Entries provided

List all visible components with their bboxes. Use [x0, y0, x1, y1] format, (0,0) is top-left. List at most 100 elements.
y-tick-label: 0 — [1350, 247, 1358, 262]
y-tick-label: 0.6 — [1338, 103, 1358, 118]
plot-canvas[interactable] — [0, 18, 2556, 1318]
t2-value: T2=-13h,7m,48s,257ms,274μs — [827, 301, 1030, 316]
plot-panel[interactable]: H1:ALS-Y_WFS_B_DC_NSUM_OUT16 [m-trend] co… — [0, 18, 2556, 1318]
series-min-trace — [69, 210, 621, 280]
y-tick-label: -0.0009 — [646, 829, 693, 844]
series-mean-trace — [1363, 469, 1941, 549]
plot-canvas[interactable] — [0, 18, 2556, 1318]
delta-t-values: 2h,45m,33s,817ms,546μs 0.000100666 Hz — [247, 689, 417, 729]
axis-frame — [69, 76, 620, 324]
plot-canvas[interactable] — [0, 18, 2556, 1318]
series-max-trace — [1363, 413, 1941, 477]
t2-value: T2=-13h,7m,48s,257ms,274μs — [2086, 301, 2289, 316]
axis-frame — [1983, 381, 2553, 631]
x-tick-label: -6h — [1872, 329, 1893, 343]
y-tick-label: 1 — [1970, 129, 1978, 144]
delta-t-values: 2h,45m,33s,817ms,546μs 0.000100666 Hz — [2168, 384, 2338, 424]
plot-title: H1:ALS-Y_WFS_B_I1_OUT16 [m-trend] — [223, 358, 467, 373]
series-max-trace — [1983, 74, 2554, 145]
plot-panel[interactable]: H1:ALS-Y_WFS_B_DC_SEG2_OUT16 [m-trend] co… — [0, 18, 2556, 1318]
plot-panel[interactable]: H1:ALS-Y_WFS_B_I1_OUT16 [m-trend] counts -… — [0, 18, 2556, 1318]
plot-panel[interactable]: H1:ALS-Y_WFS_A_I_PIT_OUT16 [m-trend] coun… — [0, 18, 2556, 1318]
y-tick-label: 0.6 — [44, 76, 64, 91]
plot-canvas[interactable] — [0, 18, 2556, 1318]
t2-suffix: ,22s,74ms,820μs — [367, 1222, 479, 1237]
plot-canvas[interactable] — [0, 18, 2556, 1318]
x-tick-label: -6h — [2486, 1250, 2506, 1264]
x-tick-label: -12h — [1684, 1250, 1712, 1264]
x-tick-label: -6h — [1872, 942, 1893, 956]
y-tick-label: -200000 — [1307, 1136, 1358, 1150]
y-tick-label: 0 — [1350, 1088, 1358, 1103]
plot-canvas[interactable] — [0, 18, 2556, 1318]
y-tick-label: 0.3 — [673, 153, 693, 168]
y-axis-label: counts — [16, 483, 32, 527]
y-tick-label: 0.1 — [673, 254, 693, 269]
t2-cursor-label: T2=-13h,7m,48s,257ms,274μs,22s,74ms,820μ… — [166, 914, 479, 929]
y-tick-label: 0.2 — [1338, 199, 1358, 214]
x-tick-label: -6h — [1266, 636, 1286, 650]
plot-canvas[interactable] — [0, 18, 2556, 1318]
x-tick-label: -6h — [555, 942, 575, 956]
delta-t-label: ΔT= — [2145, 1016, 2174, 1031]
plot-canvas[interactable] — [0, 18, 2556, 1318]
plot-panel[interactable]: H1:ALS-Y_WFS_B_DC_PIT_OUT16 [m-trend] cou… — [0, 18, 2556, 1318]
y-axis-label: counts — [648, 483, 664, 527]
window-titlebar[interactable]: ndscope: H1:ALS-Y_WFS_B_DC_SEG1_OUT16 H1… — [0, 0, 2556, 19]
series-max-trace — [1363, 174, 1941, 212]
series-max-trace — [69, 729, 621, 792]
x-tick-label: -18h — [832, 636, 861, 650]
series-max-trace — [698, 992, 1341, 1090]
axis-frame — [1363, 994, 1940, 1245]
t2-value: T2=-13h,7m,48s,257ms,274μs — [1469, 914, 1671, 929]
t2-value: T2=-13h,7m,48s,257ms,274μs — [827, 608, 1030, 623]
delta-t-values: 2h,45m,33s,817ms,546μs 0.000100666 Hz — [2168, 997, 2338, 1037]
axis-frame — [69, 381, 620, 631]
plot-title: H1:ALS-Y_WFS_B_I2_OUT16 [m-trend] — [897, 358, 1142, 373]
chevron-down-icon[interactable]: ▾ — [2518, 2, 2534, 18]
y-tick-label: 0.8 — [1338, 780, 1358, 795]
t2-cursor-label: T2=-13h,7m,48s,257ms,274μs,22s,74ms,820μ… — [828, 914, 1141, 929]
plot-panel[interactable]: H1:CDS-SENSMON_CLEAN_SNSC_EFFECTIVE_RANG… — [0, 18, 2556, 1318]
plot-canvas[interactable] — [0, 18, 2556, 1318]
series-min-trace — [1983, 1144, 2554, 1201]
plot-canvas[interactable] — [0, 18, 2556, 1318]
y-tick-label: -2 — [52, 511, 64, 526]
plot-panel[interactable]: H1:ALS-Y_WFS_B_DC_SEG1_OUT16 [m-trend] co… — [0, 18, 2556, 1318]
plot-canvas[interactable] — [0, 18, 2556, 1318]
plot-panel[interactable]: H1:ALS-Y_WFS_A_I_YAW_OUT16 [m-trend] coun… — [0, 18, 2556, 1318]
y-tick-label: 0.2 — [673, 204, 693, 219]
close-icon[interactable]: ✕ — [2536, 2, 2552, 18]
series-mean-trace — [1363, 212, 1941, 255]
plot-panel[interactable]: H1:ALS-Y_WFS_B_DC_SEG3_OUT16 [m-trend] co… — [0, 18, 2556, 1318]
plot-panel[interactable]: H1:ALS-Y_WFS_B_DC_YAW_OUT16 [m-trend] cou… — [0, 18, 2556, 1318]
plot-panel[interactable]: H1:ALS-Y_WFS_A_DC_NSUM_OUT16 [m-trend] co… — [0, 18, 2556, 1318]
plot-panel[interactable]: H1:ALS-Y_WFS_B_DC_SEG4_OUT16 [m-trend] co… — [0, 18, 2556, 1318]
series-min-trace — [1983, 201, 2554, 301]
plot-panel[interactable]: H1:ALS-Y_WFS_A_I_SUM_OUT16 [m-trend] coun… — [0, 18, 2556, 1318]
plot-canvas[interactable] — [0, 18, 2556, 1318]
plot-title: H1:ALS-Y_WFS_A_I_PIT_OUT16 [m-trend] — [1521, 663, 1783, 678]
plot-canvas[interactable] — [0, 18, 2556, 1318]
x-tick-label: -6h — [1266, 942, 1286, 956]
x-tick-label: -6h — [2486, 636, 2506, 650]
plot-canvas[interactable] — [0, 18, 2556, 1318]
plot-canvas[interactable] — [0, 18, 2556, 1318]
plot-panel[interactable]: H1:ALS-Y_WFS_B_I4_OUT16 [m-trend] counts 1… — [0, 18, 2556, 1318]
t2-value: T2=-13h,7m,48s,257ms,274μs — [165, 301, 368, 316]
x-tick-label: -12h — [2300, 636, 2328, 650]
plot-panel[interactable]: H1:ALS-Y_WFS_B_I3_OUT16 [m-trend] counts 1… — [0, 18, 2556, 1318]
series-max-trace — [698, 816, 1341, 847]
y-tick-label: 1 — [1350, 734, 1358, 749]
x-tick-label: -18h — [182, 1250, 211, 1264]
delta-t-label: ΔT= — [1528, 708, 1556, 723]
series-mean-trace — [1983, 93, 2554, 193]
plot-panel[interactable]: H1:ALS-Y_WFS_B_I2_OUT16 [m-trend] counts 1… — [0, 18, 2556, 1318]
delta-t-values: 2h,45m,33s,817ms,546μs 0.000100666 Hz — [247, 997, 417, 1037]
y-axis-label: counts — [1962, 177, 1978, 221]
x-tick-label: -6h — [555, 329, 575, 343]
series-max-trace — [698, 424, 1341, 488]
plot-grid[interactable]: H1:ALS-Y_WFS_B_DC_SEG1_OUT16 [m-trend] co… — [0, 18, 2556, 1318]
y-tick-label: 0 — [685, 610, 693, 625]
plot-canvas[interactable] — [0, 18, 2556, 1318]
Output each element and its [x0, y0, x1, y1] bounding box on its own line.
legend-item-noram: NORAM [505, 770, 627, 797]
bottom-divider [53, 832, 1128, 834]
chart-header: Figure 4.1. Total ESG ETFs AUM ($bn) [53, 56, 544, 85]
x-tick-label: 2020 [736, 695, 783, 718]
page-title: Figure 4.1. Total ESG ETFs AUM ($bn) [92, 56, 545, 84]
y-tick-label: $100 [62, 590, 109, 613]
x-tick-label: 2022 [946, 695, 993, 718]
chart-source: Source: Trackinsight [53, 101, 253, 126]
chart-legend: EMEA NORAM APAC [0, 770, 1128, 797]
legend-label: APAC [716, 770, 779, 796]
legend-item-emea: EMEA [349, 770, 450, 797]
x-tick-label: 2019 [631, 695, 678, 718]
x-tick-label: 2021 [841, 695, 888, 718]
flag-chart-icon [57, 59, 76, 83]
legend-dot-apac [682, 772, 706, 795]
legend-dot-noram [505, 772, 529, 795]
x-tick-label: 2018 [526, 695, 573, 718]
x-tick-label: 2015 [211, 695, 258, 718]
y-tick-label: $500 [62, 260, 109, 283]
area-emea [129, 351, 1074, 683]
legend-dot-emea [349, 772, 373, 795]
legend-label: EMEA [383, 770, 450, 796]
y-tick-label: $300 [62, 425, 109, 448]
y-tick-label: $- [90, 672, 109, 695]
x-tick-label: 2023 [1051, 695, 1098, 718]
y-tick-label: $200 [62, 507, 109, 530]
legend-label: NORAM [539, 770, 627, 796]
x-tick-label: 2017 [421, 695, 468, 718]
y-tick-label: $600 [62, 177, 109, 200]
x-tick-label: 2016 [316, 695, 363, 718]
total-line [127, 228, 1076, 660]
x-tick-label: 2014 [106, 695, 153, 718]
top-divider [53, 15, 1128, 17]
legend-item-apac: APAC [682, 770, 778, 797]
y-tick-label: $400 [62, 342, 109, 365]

Stated task
Reproduce verbatim everything from the start of the entries down to and including the line that contains "t2-value: T2=-13h,7m,48s,257ms,274μs — [827, 301, 1030, 316]".

Task response
List all visible components with their bboxes. Use [x0, y0, x1, y1] format, (0,0) is top-left. List at most 100 elements.
y-tick-label: 0 — [1350, 247, 1358, 262]
y-tick-label: 0.6 — [1338, 103, 1358, 118]
plot-canvas[interactable] — [0, 18, 2556, 1318]
t2-value: T2=-13h,7m,48s,257ms,274μs — [827, 301, 1030, 316]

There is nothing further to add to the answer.